### RAW RECORDS:
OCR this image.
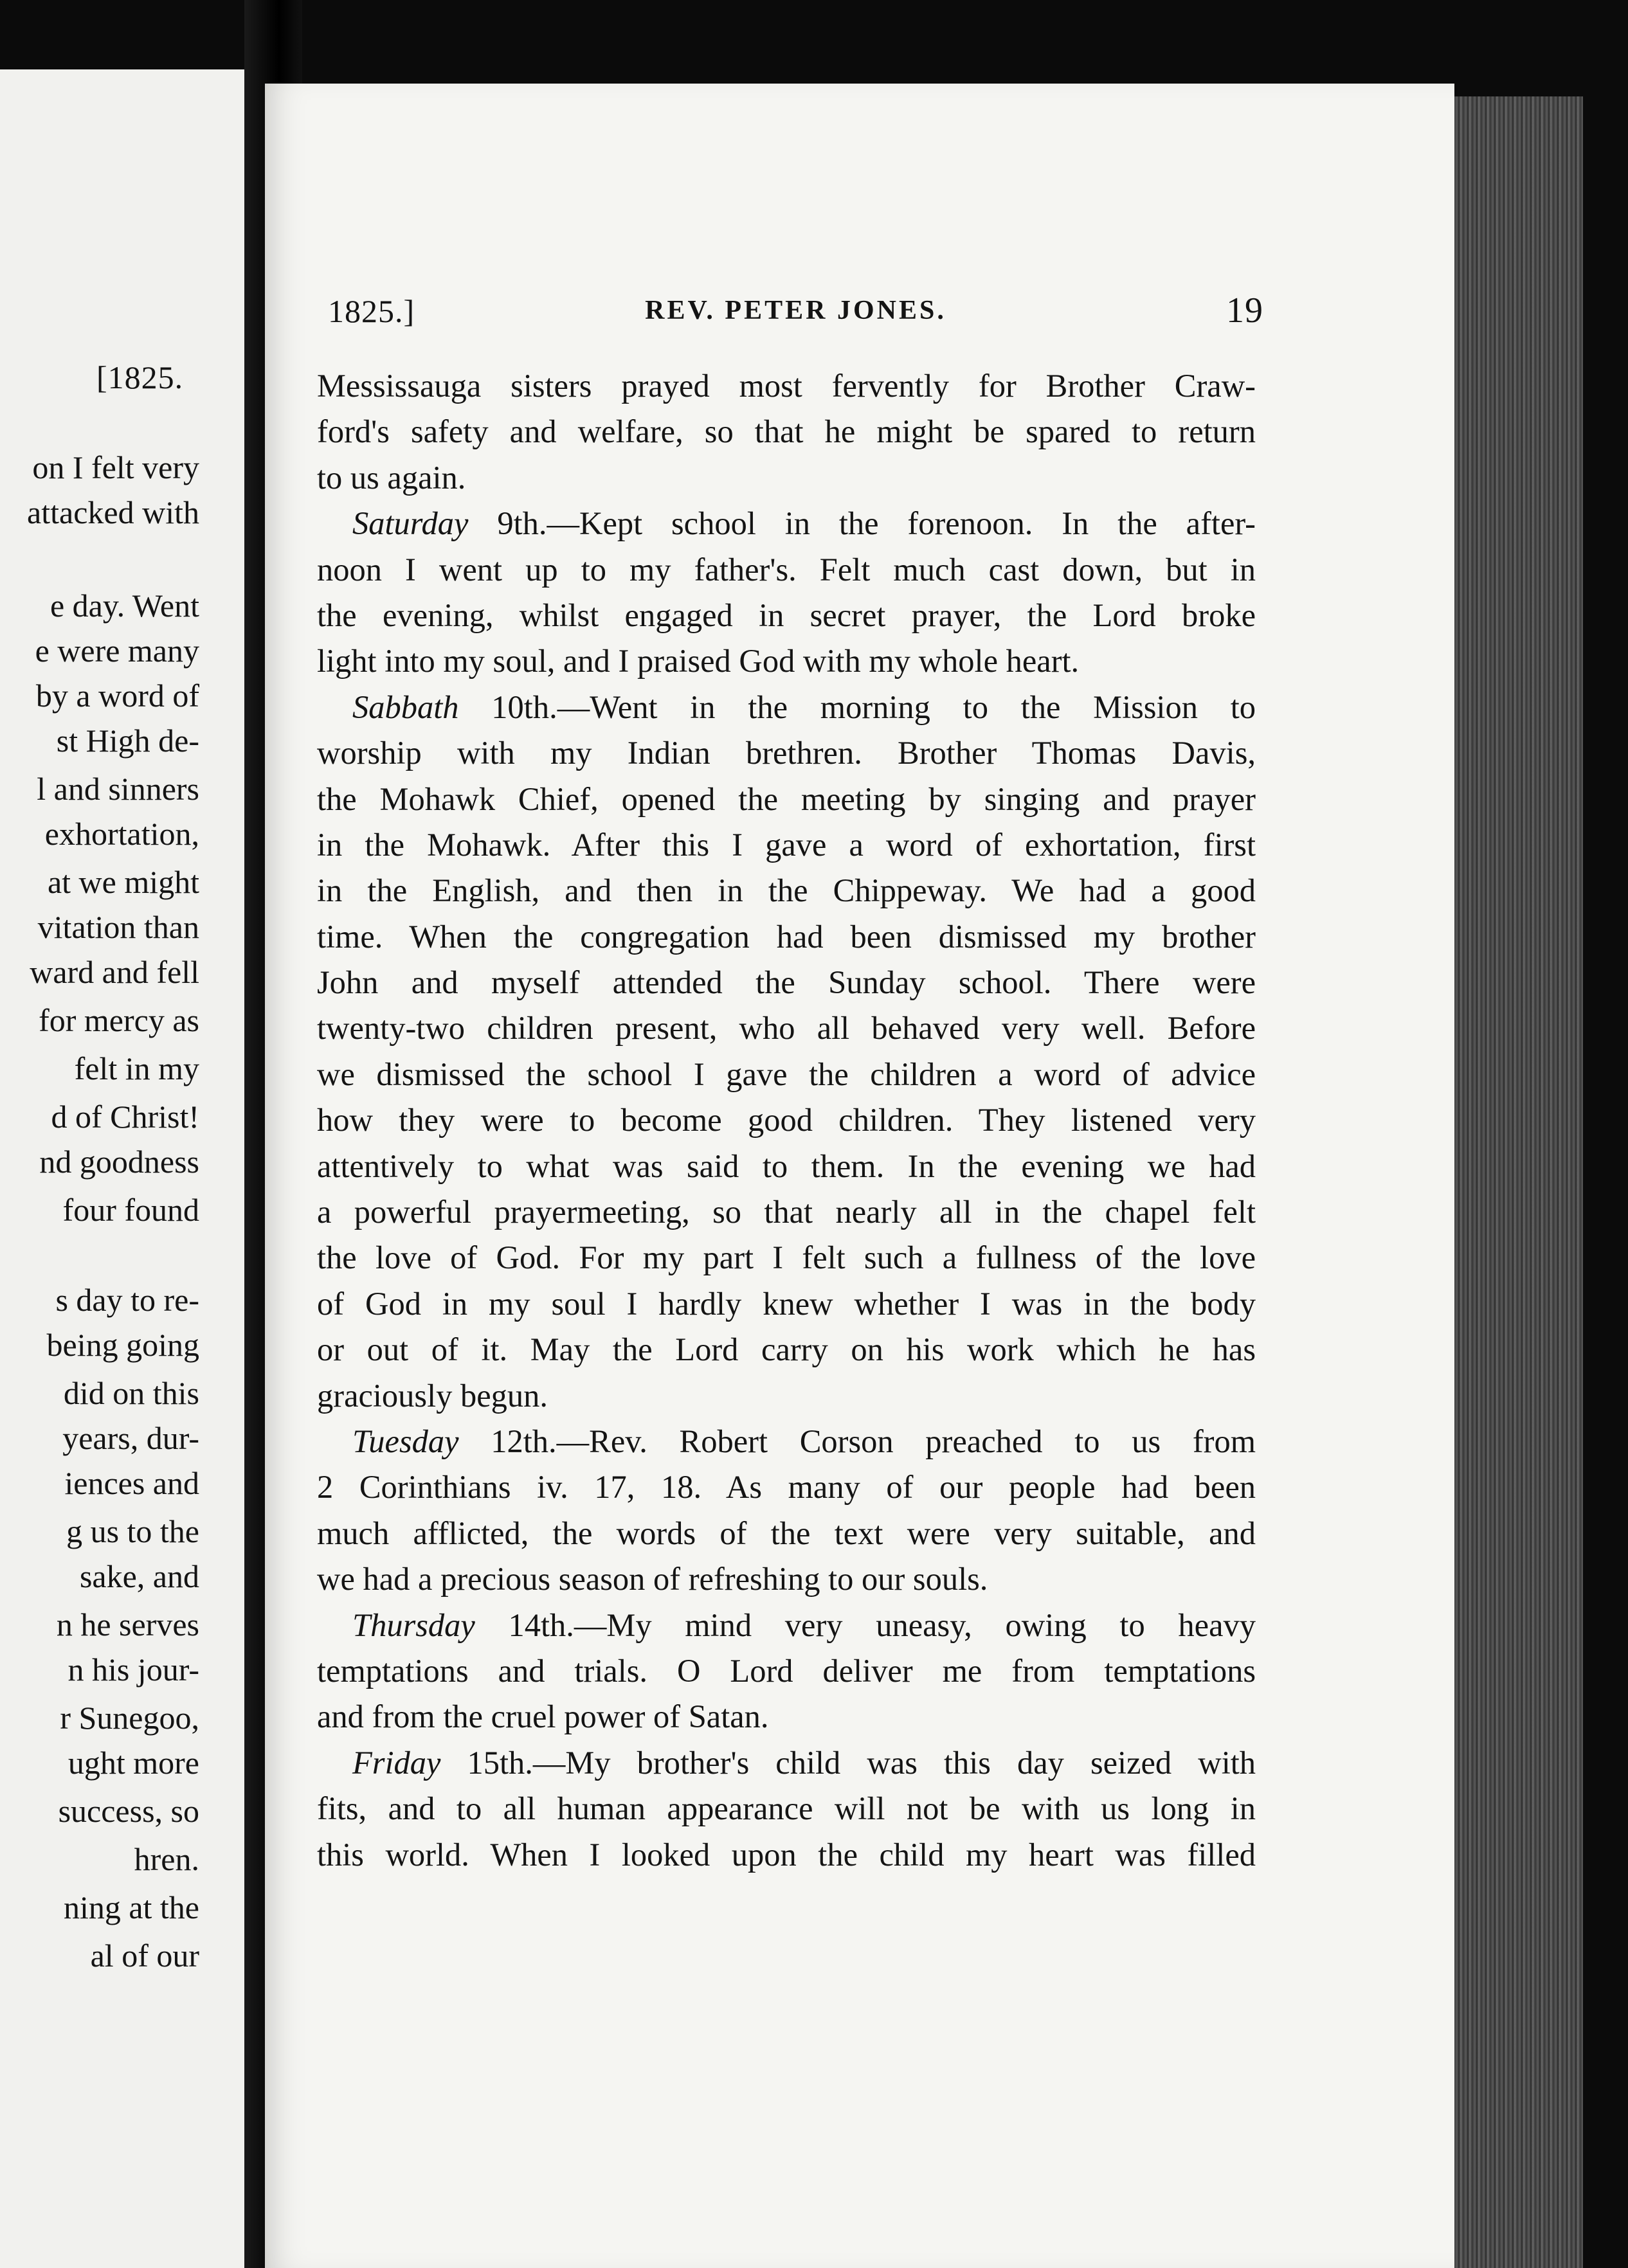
[1825.
on I felt very
attacked with
e day. Went
e were many
by a word of
st High de-
l and sinners
exhortation,
at we might
vitation than
ward and fell
for mercy as
felt in my
d of Christ!
nd goodness
four found
s day to re-
being going
did on this
years, dur-
iences and
g us to the
sake, and
n he serves
n his jour-
r Sunegoo,
ught more
success, so
hren.
ning at the
al of our
1825.]	REV. PETER JONES.	19
Messissauga sisters prayed most fervently for Brother Craw-
ford's safety and welfare, so that he might be spared to return
to us again.
Saturday 9th.—Kept school in the forenoon. In the after-
noon I went up to my father's. Felt much cast down, but in
the evening, whilst engaged in secret prayer, the Lord broke
light into my soul, and I praised God with my whole heart.
Sabbath 10th.—Went in the morning to the Mission to
worship with my Indian brethren. Brother Thomas Davis,
the Mohawk Chief, opened the meeting by singing and prayer
in the Mohawk. After this I gave a word of exhortation, first
in the English, and then in the Chippeway. We had a good
time. When the congregation had been dismissed my brother
John and myself attended the Sunday school. There were
twenty-two children present, who all behaved very well. Before
we dismissed the school I gave the children a word of advice
how they were to become good children. They listened very
attentively to what was said to them. In the evening we had
a powerful prayermeeting, so that nearly all in the chapel felt
the love of God. For my part I felt such a fullness of the love
of God in my soul I hardly knew whether I was in the body
or out of it. May the Lord carry on his work which he has
graciously begun.
Tuesday 12th.—Rev. Robert Corson preached to us from
2 Corinthians iv. 17, 18. As many of our people had been
much afflicted, the words of the text were very suitable, and
we had a precious season of refreshing to our souls.
Thursday 14th.—My mind very uneasy, owing to heavy
temptations and trials. O Lord deliver me from temptations
and from the cruel power of Satan.
Friday 15th.—My brother's child was this day seized with
fits, and to all human appearance will not be with us long in
this world. When I looked upon the child my heart was filled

### EXERCISE:
Take the data above and repeat it exactly, leaving each picture out.

### RESPONSE TO THE EXERCISE:
OCR this image.
[1825.
on I felt very
attacked with
e day. Went
e were many
by a word of
st High de-
l and sinners
exhortation,
at we might
vitation than
ward and fell
for mercy as
felt in my
d of Christ!
nd goodness
four found
s day to re-
being going
did on this
years, dur-
iences and
g us to the
sake, and
n he serves
n his jour-
r Sunegoo,
ught more
success, so
hren.
ning at the
al of our
1825.]	REV. PETER JONES.	19
Messissauga sisters prayed most fervently for Brother Craw-
ford's safety and welfare, so that he might be spared to return
to us again.
Saturday 9th.—Kept school in the forenoon. In the after-
noon I went up to my father's. Felt much cast down, but in
the evening, whilst engaged in secret prayer, the Lord broke
light into my soul, and I praised God with my whole heart.
Sabbath 10th.—Went in the morning to the Mission to
worship with my Indian brethren. Brother Thomas Davis,
the Mohawk Chief, opened the meeting by singing and prayer
in the Mohawk. After this I gave a word of exhortation, first
in the English, and then in the Chippeway. We had a good
time. When the congregation had been dismissed my brother
John and myself attended the Sunday school. There were
twenty-two children present, who all behaved very well. Before
we dismissed the school I gave the children a word of advice
how they were to become good children. They listened very
attentively to what was said to them. In the evening we had
a powerful prayermeeting, so that nearly all in the chapel felt
the love of God. For my part I felt such a fullness of the love
of God in my soul I hardly knew whether I was in the body
or out of it. May the Lord carry on his work which he has
graciously begun.
Tuesday 12th.—Rev. Robert Corson preached to us from
2 Corinthians iv. 17, 18. As many of our people had been
much afflicted, the words of the text were very suitable, and
we had a precious season of refreshing to our souls.
Thursday 14th.—My mind very uneasy, owing to heavy
temptations and trials. O Lord deliver me from temptations
and from the cruel power of Satan.
Friday 15th.—My brother's child was this day seized with
fits, and to all human appearance will not be with us long in
this world. When I looked upon the child my heart was filled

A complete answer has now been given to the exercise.